[Records from a dataset]
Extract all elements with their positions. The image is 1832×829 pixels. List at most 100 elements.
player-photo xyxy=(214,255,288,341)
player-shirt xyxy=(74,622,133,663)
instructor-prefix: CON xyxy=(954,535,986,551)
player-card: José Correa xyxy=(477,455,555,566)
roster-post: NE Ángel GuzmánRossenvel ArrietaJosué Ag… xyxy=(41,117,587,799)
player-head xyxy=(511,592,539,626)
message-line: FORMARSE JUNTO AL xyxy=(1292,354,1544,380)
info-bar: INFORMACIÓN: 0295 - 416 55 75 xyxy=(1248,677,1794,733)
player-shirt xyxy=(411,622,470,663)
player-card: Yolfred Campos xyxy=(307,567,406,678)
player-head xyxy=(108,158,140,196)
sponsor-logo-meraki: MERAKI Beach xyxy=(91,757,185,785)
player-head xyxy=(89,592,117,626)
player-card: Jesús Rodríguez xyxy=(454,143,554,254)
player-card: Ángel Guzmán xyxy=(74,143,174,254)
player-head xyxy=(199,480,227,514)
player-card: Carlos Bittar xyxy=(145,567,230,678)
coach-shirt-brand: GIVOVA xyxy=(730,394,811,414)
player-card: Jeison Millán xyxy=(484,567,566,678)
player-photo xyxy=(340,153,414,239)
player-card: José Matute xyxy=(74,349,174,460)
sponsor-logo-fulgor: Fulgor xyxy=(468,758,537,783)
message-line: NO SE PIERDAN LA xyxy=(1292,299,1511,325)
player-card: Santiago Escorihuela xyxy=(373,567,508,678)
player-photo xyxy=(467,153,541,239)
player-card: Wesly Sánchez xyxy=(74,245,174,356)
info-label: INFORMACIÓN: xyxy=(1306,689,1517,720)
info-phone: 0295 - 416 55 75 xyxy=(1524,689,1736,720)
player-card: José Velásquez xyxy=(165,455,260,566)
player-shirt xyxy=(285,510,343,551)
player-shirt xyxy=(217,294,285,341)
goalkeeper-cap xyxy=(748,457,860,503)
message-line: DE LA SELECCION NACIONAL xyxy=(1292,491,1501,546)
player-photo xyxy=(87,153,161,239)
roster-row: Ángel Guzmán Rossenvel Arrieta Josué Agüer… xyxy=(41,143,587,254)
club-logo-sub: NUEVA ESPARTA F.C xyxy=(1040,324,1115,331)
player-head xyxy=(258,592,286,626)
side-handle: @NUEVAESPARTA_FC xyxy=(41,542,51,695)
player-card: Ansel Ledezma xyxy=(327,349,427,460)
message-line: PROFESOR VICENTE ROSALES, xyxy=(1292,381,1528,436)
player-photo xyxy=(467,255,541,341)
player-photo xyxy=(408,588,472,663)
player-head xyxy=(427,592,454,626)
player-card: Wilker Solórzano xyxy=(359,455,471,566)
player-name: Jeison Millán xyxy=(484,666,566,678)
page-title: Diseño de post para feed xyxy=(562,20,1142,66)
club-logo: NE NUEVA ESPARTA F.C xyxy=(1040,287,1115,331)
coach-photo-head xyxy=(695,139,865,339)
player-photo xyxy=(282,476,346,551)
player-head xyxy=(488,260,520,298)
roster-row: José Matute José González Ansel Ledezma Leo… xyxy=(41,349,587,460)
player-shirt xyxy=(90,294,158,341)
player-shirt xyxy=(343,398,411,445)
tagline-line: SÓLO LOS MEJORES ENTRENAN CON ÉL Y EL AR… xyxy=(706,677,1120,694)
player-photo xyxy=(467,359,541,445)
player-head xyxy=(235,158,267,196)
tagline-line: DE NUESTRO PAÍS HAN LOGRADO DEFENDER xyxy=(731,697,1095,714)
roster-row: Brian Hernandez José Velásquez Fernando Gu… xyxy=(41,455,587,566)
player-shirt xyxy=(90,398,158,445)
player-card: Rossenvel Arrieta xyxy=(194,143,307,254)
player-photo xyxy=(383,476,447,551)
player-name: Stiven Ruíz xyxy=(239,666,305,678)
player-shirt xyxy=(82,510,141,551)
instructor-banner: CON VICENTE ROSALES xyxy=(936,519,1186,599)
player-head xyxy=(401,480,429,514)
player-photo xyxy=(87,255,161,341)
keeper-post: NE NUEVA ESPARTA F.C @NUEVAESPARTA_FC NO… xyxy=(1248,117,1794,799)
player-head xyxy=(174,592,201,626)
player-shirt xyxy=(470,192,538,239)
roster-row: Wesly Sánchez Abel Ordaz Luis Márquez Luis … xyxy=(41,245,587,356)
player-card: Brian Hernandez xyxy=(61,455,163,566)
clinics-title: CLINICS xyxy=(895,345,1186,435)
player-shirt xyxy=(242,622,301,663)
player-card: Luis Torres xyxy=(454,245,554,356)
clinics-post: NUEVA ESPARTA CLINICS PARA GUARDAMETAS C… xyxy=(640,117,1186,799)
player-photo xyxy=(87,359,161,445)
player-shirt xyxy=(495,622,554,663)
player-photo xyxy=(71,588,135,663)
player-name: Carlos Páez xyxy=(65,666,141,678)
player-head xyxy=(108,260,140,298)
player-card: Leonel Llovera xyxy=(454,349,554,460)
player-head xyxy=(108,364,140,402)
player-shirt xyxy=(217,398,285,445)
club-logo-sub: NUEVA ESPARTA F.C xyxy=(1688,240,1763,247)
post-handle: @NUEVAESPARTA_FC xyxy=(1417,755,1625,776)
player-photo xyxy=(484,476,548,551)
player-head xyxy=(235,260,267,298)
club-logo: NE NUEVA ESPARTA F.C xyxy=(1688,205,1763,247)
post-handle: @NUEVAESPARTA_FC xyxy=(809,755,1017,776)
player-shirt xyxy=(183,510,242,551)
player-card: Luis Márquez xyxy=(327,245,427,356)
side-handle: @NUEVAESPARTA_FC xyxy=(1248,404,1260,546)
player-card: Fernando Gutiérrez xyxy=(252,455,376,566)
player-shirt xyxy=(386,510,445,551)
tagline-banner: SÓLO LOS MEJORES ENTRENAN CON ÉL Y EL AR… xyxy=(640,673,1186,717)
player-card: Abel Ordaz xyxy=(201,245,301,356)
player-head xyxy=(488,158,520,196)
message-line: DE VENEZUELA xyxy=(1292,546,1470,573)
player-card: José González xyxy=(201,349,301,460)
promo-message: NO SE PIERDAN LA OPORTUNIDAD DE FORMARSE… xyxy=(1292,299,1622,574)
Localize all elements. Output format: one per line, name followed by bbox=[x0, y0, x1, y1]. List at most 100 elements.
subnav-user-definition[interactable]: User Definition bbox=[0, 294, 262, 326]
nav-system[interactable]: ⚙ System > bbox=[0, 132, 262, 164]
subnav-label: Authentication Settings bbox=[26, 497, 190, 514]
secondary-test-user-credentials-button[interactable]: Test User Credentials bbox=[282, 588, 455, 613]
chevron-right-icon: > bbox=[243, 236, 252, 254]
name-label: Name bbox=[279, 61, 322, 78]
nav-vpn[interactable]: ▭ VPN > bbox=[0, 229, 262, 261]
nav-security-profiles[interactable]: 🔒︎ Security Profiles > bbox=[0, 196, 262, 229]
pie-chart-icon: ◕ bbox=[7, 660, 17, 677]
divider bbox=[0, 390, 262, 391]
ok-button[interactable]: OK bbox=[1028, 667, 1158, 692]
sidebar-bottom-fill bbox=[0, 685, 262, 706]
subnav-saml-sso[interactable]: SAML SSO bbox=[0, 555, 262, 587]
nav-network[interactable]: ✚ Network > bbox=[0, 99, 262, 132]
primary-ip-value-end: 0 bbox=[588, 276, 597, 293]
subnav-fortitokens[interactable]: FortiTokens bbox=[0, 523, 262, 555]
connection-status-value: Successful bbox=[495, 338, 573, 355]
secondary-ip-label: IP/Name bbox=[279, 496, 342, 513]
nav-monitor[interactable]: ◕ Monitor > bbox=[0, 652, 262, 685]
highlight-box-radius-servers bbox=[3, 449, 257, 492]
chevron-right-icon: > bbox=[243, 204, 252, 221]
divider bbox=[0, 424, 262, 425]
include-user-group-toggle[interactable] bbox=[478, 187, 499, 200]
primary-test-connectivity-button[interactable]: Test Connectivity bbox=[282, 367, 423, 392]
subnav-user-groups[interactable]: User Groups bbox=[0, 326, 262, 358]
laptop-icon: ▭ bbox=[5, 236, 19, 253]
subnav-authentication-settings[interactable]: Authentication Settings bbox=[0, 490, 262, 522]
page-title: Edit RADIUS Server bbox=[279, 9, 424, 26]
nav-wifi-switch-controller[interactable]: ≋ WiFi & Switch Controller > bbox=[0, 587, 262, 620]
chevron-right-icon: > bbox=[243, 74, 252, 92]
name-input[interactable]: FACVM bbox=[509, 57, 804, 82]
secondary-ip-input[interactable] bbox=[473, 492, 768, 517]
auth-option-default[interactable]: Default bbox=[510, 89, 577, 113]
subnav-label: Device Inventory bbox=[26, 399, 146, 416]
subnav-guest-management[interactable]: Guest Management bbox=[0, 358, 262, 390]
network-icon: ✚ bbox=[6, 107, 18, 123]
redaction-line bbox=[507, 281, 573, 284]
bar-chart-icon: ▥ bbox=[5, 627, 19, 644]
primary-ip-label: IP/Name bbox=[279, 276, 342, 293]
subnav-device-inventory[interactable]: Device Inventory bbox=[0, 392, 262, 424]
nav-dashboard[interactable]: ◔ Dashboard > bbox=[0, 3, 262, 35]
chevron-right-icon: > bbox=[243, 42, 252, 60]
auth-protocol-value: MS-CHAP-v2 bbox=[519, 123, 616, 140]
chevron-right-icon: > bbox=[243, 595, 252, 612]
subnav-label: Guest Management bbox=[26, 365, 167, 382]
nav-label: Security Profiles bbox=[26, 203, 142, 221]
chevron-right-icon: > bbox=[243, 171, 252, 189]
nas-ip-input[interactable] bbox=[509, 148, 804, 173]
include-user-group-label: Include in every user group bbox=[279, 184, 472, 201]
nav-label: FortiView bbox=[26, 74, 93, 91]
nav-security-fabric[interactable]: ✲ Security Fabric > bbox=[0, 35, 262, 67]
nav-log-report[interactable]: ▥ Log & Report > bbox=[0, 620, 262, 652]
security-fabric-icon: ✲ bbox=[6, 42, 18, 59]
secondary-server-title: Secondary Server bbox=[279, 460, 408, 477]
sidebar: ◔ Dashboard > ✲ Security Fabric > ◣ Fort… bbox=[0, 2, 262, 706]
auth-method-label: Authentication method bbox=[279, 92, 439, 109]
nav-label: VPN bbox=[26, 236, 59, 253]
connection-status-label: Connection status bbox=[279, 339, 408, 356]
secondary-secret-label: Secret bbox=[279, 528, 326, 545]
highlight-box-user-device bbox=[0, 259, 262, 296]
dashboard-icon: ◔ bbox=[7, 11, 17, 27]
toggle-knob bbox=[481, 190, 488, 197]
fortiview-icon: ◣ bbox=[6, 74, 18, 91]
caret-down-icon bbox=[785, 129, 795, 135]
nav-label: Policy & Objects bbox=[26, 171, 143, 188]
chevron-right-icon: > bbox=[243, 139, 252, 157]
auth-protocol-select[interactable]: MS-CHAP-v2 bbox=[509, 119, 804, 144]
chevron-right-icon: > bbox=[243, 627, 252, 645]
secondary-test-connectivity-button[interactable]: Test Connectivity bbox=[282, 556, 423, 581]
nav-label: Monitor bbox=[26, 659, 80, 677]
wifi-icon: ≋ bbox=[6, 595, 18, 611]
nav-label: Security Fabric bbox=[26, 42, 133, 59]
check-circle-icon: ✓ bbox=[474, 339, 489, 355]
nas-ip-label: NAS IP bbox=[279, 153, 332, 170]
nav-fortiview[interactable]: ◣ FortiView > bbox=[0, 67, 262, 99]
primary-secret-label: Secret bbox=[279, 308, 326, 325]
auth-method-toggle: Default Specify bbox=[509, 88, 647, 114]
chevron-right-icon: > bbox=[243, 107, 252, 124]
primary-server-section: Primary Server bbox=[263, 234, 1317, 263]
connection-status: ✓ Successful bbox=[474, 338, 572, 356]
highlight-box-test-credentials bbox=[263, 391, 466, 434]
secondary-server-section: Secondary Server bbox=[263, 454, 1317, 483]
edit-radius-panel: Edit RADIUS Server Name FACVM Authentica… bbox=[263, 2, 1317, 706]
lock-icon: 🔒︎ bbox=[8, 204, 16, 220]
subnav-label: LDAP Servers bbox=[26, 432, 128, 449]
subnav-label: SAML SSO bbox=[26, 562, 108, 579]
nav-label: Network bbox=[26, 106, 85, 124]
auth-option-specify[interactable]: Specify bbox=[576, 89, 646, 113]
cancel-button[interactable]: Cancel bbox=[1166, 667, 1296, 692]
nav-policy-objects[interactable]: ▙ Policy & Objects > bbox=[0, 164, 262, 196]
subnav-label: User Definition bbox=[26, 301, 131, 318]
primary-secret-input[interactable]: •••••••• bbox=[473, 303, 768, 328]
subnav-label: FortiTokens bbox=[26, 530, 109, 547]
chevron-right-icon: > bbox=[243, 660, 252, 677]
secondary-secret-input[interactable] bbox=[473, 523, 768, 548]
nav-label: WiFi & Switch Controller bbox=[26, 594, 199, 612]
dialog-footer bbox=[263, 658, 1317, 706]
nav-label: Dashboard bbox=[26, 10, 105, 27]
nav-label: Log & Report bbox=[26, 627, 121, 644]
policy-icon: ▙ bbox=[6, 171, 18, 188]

Task:
Reproduce the material word for word, starting at its first line and ending at the line that contains "info-bar: INFORMACIÓN: 0295". Include both of those lines.

Solution:
Extract all elements with their positions. The image is 1832×829 pixels. List at most 100 elements.
player-photo xyxy=(214,255,288,341)
player-shirt xyxy=(74,622,133,663)
instructor-prefix: CON xyxy=(954,535,986,551)
player-card: José Correa xyxy=(477,455,555,566)
roster-post: NE Ángel GuzmánRossenvel ArrietaJosué Ag… xyxy=(41,117,587,799)
player-head xyxy=(511,592,539,626)
message-line: FORMARSE JUNTO AL xyxy=(1292,354,1544,380)
info-bar: INFORMACIÓN: 0295 - 416 55 75 xyxy=(1248,677,1794,733)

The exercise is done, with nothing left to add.